__YOUR TASK__
Please write out the material that follows, exactly as it stands.

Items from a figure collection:
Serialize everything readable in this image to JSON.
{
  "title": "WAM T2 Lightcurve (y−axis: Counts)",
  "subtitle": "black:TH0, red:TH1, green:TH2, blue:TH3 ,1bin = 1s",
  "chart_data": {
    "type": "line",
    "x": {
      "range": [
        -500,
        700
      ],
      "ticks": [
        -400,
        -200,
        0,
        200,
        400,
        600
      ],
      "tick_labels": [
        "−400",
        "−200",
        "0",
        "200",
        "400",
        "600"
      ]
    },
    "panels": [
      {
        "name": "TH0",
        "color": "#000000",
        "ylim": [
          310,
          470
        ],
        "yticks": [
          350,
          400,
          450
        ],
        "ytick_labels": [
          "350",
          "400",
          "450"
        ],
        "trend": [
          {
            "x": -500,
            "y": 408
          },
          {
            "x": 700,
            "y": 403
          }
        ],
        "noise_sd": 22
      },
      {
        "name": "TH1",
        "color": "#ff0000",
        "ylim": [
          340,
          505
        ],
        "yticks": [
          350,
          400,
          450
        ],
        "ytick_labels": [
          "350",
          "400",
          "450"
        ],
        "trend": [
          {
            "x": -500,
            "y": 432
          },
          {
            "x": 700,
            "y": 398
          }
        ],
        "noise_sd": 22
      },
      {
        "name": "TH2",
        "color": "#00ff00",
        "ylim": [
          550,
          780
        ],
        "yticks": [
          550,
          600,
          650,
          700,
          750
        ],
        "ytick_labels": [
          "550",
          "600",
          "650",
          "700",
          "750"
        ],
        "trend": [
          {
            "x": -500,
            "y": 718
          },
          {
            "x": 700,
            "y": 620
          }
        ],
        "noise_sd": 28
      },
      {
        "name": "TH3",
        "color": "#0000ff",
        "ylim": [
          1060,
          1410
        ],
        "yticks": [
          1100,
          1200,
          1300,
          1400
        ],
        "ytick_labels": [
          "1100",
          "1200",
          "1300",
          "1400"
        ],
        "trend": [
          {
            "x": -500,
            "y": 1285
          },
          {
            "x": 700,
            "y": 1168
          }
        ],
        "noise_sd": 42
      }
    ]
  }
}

__WRITTEN REPLY__
Serialize everything readable in this image to JSON.
{
  "title": "WAM T2 Lightcurve (y−axis: Counts)",
  "subtitle": "black:TH0, red:TH1, green:TH2, blue:TH3 ,1bin = 1s",
  "chart_data": {
    "type": "line",
    "x": {
      "range": [
        -500,
        700
      ],
      "ticks": [
        -400,
        -200,
        0,
        200,
        400,
        600
      ],
      "tick_labels": [
        "−400",
        "−200",
        "0",
        "200",
        "400",
        "600"
      ]
    },
    "panels": [
      {
        "name": "TH0",
        "color": "#000000",
        "ylim": [
          310,
          470
        ],
        "yticks": [
          350,
          400,
          450
        ],
        "ytick_labels": [
          "350",
          "400",
          "450"
        ],
        "trend": [
          {
            "x": -500,
            "y": 408
          },
          {
            "x": 700,
            "y": 403
          }
        ],
        "noise_sd": 22
      },
      {
        "name": "TH1",
        "color": "#ff0000",
        "ylim": [
          340,
          505
        ],
        "yticks": [
          350,
          400,
          450
        ],
        "ytick_labels": [
          "350",
          "400",
          "450"
        ],
        "trend": [
          {
            "x": -500,
            "y": 432
          },
          {
            "x": 700,
            "y": 398
          }
        ],
        "noise_sd": 22
      },
      {
        "name": "TH2",
        "color": "#00ff00",
        "ylim": [
          550,
          780
        ],
        "yticks": [
          550,
          600,
          650,
          700,
          750
        ],
        "ytick_labels": [
          "550",
          "600",
          "650",
          "700",
          "750"
        ],
        "trend": [
          {
            "x": -500,
            "y": 718
          },
          {
            "x": 700,
            "y": 620
          }
        ],
        "noise_sd": 28
      },
      {
        "name": "TH3",
        "color": "#0000ff",
        "ylim": [
          1060,
          1410
        ],
        "yticks": [
          1100,
          1200,
          1300,
          1400
        ],
        "ytick_labels": [
          "1100",
          "1200",
          "1300",
          "1400"
        ],
        "trend": [
          {
            "x": -500,
            "y": 1285
          },
          {
            "x": 700,
            "y": 1168
          }
        ],
        "noise_sd": 42
      }
    ]
  }
}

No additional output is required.